Dataset items
__________
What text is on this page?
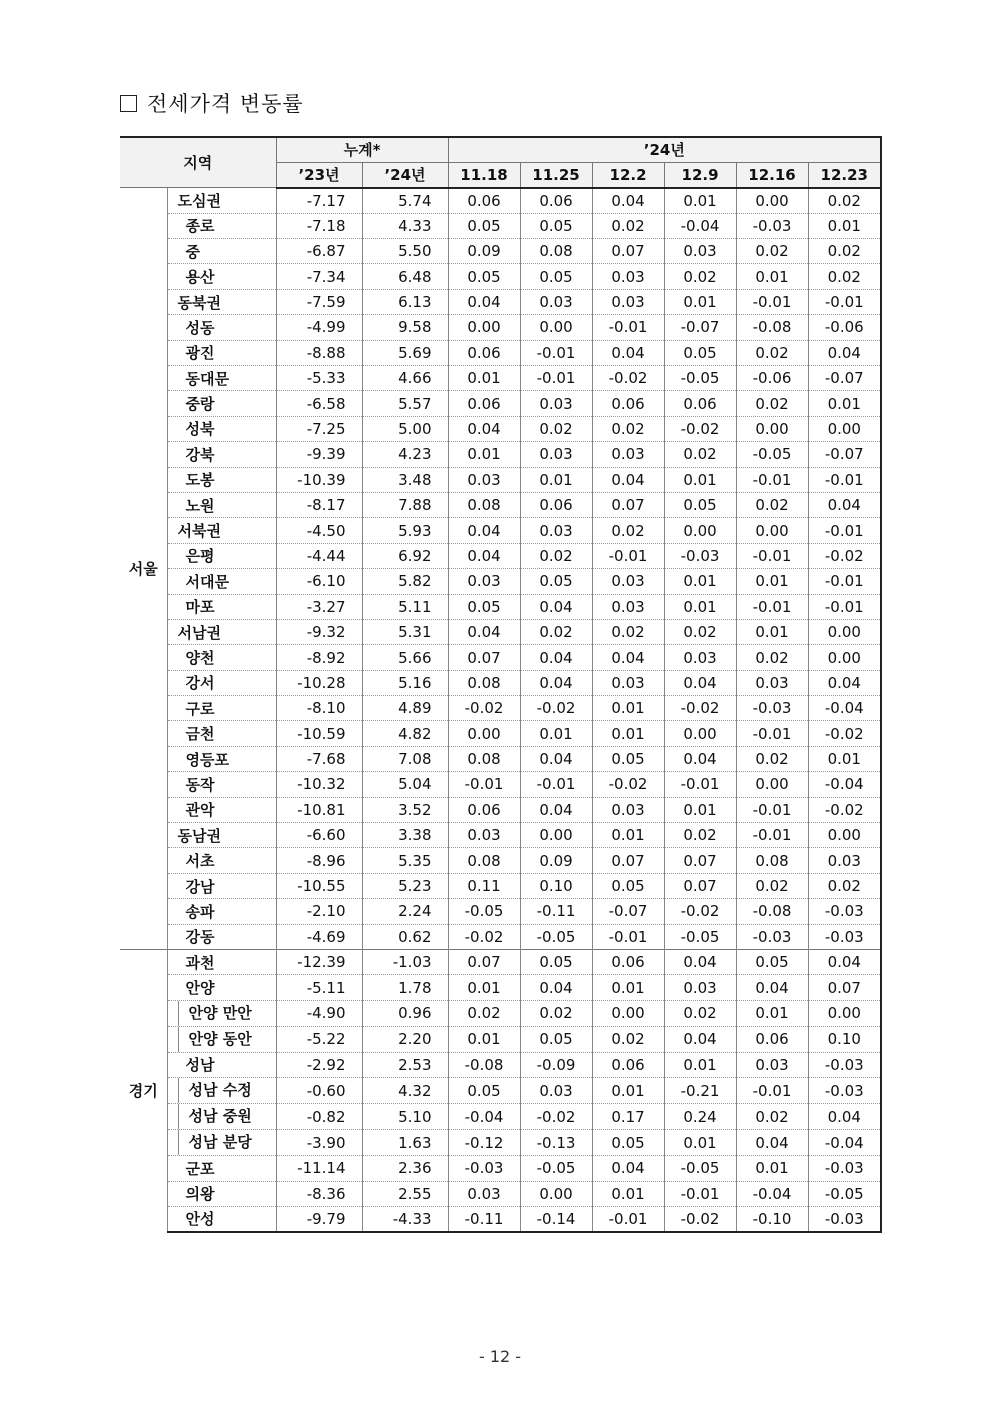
전세가격 변동률
지역		누계*		’24년					
		’23년	’24년	11.18	11.25	12.2	12.9	12.16	12.23
서울	도심권	-7.17	5.74	0.06	0.06	0.04	0.01	0.00	0.02
	종로	-7.18	4.33	0.05	0.05	0.02	-0.04	-0.03	0.01
	중	-6.87	5.50	0.09	0.08	0.07	0.03	0.02	0.02
	용산	-7.34	6.48	0.05	0.05	0.03	0.02	0.01	0.02
	동북권	-7.59	6.13	0.04	0.03	0.03	0.01	-0.01	-0.01
	성동	-4.99	9.58	0.00	0.00	-0.01	-0.07	-0.08	-0.06
	광진	-8.88	5.69	0.06	-0.01	0.04	0.05	0.02	0.04
	동대문	-5.33	4.66	0.01	-0.01	-0.02	-0.05	-0.06	-0.07
	중랑	-6.58	5.57	0.06	0.03	0.06	0.06	0.02	0.01
	성북	-7.25	5.00	0.04	0.02	0.02	-0.02	0.00	0.00
	강북	-9.39	4.23	0.01	0.03	0.03	0.02	-0.05	-0.07
	도봉	-10.39	3.48	0.03	0.01	0.04	0.01	-0.01	-0.01
	노원	-8.17	7.88	0.08	0.06	0.07	0.05	0.02	0.04
	서북권	-4.50	5.93	0.04	0.03	0.02	0.00	0.00	-0.01
	은평	-4.44	6.92	0.04	0.02	-0.01	-0.03	-0.01	-0.02
	서대문	-6.10	5.82	0.03	0.05	0.03	0.01	0.01	-0.01
	마포	-3.27	5.11	0.05	0.04	0.03	0.01	-0.01	-0.01
	서남권	-9.32	5.31	0.04	0.02	0.02	0.02	0.01	0.00
	양천	-8.92	5.66	0.07	0.04	0.04	0.03	0.02	0.00
	강서	-10.28	5.16	0.08	0.04	0.03	0.04	0.03	0.04
	구로	-8.10	4.89	-0.02	-0.02	0.01	-0.02	-0.03	-0.04
	금천	-10.59	4.82	0.00	0.01	0.01	0.00	-0.01	-0.02
	영등포	-7.68	7.08	0.08	0.04	0.05	0.04	0.02	0.01
	동작	-10.32	5.04	-0.01	-0.01	-0.02	-0.01	0.00	-0.04
	관악	-10.81	3.52	0.06	0.04	0.03	0.01	-0.01	-0.02
	동남권	-6.60	3.38	0.03	0.00	0.01	0.02	-0.01	0.00
	서초	-8.96	5.35	0.08	0.09	0.07	0.07	0.08	0.03
	강남	-10.55	5.23	0.11	0.10	0.05	0.07	0.02	0.02
	송파	-2.10	2.24	-0.05	-0.11	-0.07	-0.02	-0.08	-0.03
	강동	-4.69	0.62	-0.02	-0.05	-0.01	-0.05	-0.03	-0.03
경기	과천	-12.39	-1.03	0.07	0.05	0.06	0.04	0.05	0.04
	안양	-5.11	1.78	0.01	0.04	0.01	0.03	0.04	0.07
	안양 만안	-4.90	0.96	0.02	0.02	0.00	0.02	0.01	0.00
	안양 동안	-5.22	2.20	0.01	0.05	0.02	0.04	0.06	0.10
	성남	-2.92	2.53	-0.08	-0.09	0.06	0.01	0.03	-0.03
	성남 수정	-0.60	4.32	0.05	0.03	0.01	-0.21	-0.01	-0.03
	성남 중원	-0.82	5.10	-0.04	-0.02	0.17	0.24	0.02	0.04
	성남 분당	-3.90	1.63	-0.12	-0.13	0.05	0.01	0.04	-0.04
	군포	-11.14	2.36	-0.03	-0.05	0.04	-0.05	0.01	-0.03
	의왕	-8.36	2.55	0.03	0.00	0.01	-0.01	-0.04	-0.05
	안성	-9.79	-4.33	-0.11	-0.14	-0.01	-0.02	-0.10	-0.03
- 12 -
__________
Any pictures should be dropped; transcribe the rest of the records above exactly.

- _RESPONSE_:
What text is on this page?
전세가격 변동률
지역		누계*		’24년					
		’23년	’24년	11.18	11.25	12.2	12.9	12.16	12.23
서울	도심권	-7.17	5.74	0.06	0.06	0.04	0.01	0.00	0.02
	종로	-7.18	4.33	0.05	0.05	0.02	-0.04	-0.03	0.01
	중	-6.87	5.50	0.09	0.08	0.07	0.03	0.02	0.02
	용산	-7.34	6.48	0.05	0.05	0.03	0.02	0.01	0.02
	동북권	-7.59	6.13	0.04	0.03	0.03	0.01	-0.01	-0.01
	성동	-4.99	9.58	0.00	0.00	-0.01	-0.07	-0.08	-0.06
	광진	-8.88	5.69	0.06	-0.01	0.04	0.05	0.02	0.04
	동대문	-5.33	4.66	0.01	-0.01	-0.02	-0.05	-0.06	-0.07
	중랑	-6.58	5.57	0.06	0.03	0.06	0.06	0.02	0.01
	성북	-7.25	5.00	0.04	0.02	0.02	-0.02	0.00	0.00
	강북	-9.39	4.23	0.01	0.03	0.03	0.02	-0.05	-0.07
	도봉	-10.39	3.48	0.03	0.01	0.04	0.01	-0.01	-0.01
	노원	-8.17	7.88	0.08	0.06	0.07	0.05	0.02	0.04
	서북권	-4.50	5.93	0.04	0.03	0.02	0.00	0.00	-0.01
	은평	-4.44	6.92	0.04	0.02	-0.01	-0.03	-0.01	-0.02
	서대문	-6.10	5.82	0.03	0.05	0.03	0.01	0.01	-0.01
	마포	-3.27	5.11	0.05	0.04	0.03	0.01	-0.01	-0.01
	서남권	-9.32	5.31	0.04	0.02	0.02	0.02	0.01	0.00
	양천	-8.92	5.66	0.07	0.04	0.04	0.03	0.02	0.00
	강서	-10.28	5.16	0.08	0.04	0.03	0.04	0.03	0.04
	구로	-8.10	4.89	-0.02	-0.02	0.01	-0.02	-0.03	-0.04
	금천	-10.59	4.82	0.00	0.01	0.01	0.00	-0.01	-0.02
	영등포	-7.68	7.08	0.08	0.04	0.05	0.04	0.02	0.01
	동작	-10.32	5.04	-0.01	-0.01	-0.02	-0.01	0.00	-0.04
	관악	-10.81	3.52	0.06	0.04	0.03	0.01	-0.01	-0.02
	동남권	-6.60	3.38	0.03	0.00	0.01	0.02	-0.01	0.00
	서초	-8.96	5.35	0.08	0.09	0.07	0.07	0.08	0.03
	강남	-10.55	5.23	0.11	0.10	0.05	0.07	0.02	0.02
	송파	-2.10	2.24	-0.05	-0.11	-0.07	-0.02	-0.08	-0.03
	강동	-4.69	0.62	-0.02	-0.05	-0.01	-0.05	-0.03	-0.03
경기	과천	-12.39	-1.03	0.07	0.05	0.06	0.04	0.05	0.04
	안양	-5.11	1.78	0.01	0.04	0.01	0.03	0.04	0.07
	안양 만안	-4.90	0.96	0.02	0.02	0.00	0.02	0.01	0.00
	안양 동안	-5.22	2.20	0.01	0.05	0.02	0.04	0.06	0.10
	성남	-2.92	2.53	-0.08	-0.09	0.06	0.01	0.03	-0.03
	성남 수정	-0.60	4.32	0.05	0.03	0.01	-0.21	-0.01	-0.03
	성남 중원	-0.82	5.10	-0.04	-0.02	0.17	0.24	0.02	0.04
	성남 분당	-3.90	1.63	-0.12	-0.13	0.05	0.01	0.04	-0.04
	군포	-11.14	2.36	-0.03	-0.05	0.04	-0.05	0.01	-0.03
	의왕	-8.36	2.55	0.03	0.00	0.01	-0.01	-0.04	-0.05
	안성	-9.79	-4.33	-0.11	-0.14	-0.01	-0.02	-0.10	-0.03
- 12 -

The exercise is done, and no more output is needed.